- _WORK INSTRUCTIONS_: Identify the lines bearing the string "neodpovedá" and gather them.
━━━━━ GIVEN RECORDS ━━━━━
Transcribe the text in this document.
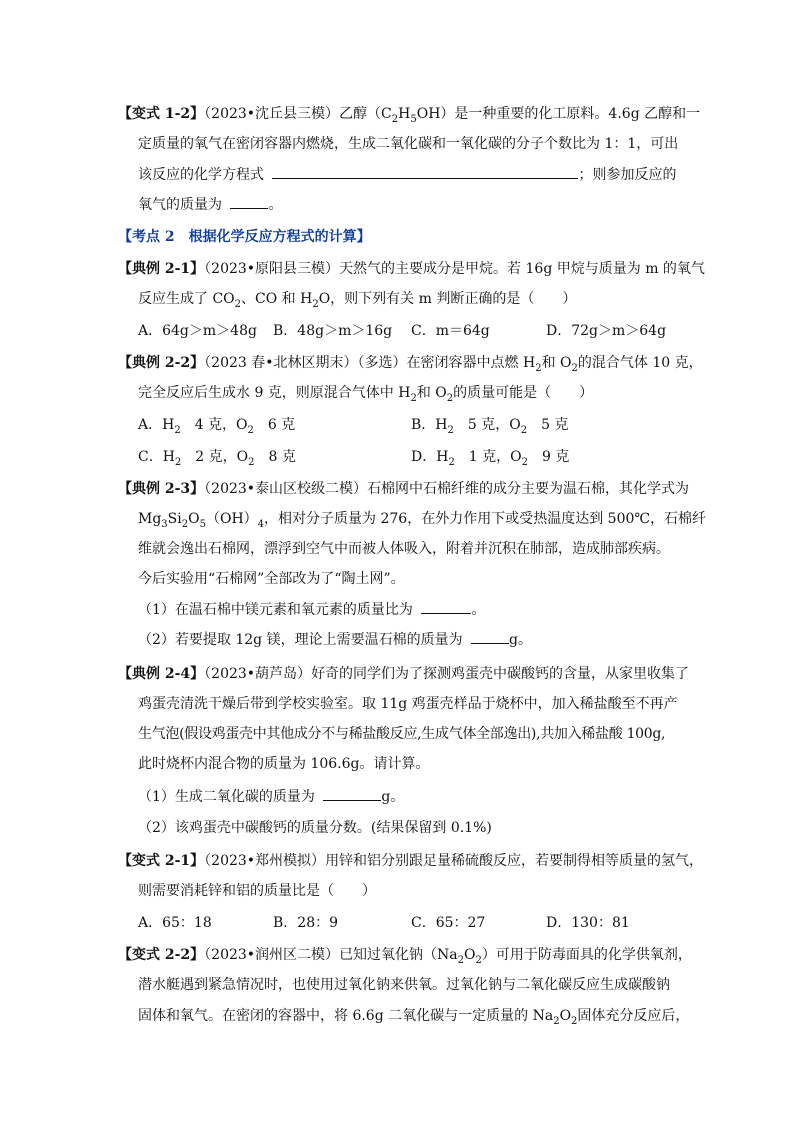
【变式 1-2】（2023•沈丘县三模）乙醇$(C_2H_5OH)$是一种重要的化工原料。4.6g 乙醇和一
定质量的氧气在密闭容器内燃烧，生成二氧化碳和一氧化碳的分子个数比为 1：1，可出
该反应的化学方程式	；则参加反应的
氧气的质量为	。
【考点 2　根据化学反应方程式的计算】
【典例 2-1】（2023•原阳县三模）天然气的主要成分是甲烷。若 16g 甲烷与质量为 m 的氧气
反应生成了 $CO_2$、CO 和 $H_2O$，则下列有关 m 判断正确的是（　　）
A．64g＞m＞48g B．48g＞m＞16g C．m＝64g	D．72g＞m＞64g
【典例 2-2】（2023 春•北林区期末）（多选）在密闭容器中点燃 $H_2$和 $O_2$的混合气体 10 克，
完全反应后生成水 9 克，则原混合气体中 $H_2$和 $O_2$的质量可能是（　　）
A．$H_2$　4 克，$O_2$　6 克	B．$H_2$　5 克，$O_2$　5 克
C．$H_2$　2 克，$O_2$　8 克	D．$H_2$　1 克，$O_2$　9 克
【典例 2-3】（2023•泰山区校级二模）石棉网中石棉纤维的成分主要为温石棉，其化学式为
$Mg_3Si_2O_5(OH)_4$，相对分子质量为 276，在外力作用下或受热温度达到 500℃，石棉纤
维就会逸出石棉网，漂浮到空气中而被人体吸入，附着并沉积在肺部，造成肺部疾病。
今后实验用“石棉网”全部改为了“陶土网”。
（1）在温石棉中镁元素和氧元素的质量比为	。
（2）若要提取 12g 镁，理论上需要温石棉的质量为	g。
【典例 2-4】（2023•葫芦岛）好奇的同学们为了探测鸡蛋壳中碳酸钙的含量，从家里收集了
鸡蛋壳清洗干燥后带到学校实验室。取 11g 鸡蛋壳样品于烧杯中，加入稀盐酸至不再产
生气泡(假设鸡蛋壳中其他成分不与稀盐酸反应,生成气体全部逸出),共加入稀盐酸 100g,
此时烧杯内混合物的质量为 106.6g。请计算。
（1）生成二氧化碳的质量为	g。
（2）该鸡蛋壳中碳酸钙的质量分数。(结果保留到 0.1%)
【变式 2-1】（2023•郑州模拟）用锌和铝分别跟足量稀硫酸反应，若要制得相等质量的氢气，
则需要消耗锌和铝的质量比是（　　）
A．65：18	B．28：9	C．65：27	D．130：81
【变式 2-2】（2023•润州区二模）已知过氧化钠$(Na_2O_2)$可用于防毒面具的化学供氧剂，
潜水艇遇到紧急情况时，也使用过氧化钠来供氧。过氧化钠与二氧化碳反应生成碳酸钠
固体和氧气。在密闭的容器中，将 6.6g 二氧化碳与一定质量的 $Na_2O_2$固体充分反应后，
━━━━━
━━━━━ GIVEN RECORDS ━━━━━
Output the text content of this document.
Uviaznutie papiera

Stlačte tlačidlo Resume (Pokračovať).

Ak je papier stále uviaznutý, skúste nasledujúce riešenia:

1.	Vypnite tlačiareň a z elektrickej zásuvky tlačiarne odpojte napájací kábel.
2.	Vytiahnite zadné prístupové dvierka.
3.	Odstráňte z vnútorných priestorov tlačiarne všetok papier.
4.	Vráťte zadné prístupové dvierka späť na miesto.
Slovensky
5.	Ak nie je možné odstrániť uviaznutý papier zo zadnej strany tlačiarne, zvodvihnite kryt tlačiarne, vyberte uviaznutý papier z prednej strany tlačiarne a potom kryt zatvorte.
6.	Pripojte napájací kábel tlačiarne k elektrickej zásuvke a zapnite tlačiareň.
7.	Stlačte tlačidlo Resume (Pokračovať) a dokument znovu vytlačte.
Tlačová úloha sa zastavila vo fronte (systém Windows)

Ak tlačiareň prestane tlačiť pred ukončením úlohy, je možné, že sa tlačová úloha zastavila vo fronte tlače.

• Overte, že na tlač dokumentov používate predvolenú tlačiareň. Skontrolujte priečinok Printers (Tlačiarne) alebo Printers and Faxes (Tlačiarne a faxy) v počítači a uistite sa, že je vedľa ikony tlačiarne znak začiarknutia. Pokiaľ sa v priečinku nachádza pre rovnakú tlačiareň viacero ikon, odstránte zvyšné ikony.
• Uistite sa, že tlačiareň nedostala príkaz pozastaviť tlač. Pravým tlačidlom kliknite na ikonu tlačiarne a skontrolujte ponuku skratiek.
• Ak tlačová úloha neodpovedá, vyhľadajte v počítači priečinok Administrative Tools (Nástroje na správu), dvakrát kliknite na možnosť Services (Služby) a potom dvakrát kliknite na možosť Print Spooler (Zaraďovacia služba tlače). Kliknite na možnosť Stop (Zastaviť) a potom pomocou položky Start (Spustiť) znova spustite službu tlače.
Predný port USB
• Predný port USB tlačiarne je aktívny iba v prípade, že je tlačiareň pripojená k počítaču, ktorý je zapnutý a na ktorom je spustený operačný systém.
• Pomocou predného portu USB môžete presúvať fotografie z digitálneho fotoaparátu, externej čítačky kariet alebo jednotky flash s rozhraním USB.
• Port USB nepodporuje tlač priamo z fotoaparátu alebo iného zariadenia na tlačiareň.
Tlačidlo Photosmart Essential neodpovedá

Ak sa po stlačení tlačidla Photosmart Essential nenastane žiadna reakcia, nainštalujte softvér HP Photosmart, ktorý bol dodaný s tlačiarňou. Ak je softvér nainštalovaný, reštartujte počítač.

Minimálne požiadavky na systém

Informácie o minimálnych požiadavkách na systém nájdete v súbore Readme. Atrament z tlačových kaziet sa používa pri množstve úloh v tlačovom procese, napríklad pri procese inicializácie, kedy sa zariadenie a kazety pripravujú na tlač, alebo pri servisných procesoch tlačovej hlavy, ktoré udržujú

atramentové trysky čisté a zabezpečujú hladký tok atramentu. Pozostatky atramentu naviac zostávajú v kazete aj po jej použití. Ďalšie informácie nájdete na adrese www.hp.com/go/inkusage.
━━━━━
- _RESULT FOR THIS EXERCISE_:
• Ak tlačová úloha neodpovedá, vyhľadajte v počítači priečinok Administrative Tools (Nástroje na správu), dvakrát kliknite na možnosť Services (Služby) a potom dvakrát kliknite na možosť Print Spooler (Zaraďovacia služba tlače). Kliknite na možnosť Stop (Zastaviť) a potom pomocou položky Start (Spustiť) znova spustite službu tlače.
Tlačidlo Photosmart Essential neodpovedá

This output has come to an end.